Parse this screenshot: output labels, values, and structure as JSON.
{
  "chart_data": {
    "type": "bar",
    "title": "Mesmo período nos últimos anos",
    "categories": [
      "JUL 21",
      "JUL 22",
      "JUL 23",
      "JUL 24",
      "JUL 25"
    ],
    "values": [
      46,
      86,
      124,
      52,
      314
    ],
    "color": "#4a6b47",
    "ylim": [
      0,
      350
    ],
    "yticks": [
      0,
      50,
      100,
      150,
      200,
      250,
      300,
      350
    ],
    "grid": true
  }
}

• Given instruction
Set down the listing in full, keeping every word exactly as it is.

• Correct result
Parse this screenshot: output labels, values, and structure as JSON.
{
  "chart_data": {
    "type": "bar",
    "title": "Mesmo período nos últimos anos",
    "categories": [
      "JUL 21",
      "JUL 22",
      "JUL 23",
      "JUL 24",
      "JUL 25"
    ],
    "values": [
      46,
      86,
      124,
      52,
      314
    ],
    "color": "#4a6b47",
    "ylim": [
      0,
      350
    ],
    "yticks": [
      0,
      50,
      100,
      150,
      200,
      250,
      300,
      350
    ],
    "grid": true
  }
}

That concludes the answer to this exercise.